**Records for the exercise**:
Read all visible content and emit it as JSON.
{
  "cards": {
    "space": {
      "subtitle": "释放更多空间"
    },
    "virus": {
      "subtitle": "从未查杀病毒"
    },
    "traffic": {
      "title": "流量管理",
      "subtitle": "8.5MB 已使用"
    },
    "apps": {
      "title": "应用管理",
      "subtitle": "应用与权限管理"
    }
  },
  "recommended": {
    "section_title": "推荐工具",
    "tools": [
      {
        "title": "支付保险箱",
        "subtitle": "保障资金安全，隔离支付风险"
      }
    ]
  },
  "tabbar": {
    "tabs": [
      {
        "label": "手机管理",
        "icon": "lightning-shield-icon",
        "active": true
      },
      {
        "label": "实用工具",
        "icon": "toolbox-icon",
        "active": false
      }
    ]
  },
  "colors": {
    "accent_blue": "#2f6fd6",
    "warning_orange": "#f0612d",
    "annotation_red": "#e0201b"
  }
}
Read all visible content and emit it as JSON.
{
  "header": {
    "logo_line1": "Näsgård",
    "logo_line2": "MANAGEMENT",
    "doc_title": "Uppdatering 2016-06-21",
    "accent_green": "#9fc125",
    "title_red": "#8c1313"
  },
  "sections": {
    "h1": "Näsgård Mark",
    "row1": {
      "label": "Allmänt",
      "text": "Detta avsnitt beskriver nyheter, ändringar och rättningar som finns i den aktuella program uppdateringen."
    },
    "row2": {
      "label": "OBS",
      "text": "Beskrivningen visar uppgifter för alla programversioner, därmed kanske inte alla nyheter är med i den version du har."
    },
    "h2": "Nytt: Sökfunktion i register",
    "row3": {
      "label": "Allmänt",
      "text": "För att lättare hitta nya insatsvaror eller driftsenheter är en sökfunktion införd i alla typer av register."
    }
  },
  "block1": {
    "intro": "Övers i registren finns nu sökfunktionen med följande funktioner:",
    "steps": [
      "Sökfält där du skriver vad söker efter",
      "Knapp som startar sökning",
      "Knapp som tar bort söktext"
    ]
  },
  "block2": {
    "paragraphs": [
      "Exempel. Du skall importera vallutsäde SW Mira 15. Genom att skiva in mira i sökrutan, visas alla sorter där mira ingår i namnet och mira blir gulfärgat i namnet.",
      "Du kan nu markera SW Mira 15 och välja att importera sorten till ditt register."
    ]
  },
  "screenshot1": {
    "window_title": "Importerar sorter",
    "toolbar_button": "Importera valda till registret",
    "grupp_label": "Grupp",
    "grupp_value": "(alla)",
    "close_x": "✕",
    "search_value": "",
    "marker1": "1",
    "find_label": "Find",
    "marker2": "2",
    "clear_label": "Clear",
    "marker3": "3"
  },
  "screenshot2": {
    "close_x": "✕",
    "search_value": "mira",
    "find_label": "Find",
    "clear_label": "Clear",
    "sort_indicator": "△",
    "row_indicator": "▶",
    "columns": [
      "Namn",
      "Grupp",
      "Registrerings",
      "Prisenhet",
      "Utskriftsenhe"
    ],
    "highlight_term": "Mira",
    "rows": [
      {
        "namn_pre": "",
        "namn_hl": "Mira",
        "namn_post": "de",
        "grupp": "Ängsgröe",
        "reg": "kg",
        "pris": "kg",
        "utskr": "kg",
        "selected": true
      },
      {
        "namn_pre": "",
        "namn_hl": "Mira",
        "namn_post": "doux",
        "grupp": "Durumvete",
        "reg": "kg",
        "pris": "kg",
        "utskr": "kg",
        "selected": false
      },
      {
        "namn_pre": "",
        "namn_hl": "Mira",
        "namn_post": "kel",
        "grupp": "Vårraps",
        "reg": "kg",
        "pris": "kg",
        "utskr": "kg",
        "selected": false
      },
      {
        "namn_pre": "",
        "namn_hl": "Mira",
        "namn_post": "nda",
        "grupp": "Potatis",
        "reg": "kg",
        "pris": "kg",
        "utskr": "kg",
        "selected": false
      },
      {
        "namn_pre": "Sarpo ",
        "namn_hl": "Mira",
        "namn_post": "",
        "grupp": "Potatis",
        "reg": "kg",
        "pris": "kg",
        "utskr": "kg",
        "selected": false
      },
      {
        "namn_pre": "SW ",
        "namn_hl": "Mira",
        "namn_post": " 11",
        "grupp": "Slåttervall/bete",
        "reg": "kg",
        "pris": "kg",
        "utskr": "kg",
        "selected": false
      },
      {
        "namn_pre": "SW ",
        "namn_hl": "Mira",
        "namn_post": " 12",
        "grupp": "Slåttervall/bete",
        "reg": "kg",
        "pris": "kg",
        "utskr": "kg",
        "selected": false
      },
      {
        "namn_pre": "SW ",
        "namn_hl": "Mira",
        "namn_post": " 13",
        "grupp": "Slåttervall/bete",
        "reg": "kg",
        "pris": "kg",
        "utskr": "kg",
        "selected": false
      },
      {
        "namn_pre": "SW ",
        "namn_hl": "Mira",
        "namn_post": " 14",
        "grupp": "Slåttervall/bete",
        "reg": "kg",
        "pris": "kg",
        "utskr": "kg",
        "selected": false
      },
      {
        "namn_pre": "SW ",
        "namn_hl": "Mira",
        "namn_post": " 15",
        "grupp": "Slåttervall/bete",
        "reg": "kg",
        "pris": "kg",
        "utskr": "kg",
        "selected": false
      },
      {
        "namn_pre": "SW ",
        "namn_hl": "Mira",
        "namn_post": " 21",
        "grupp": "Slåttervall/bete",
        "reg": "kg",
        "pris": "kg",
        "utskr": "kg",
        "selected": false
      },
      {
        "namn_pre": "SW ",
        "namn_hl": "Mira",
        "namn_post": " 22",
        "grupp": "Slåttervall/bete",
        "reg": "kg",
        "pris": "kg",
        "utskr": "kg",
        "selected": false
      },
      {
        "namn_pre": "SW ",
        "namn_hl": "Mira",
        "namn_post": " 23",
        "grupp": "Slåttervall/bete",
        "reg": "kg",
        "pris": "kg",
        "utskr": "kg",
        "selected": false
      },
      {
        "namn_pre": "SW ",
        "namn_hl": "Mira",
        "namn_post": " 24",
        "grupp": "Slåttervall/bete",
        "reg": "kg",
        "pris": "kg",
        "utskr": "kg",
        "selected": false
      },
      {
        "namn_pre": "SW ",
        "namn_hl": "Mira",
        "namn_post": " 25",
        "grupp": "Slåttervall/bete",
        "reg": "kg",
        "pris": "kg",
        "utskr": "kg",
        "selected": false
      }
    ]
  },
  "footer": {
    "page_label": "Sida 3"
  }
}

**What to work on**:
Going line by line through the data, tally each one that includes the string "Knapp", and answer with the tally only.

**Worked solution**:
2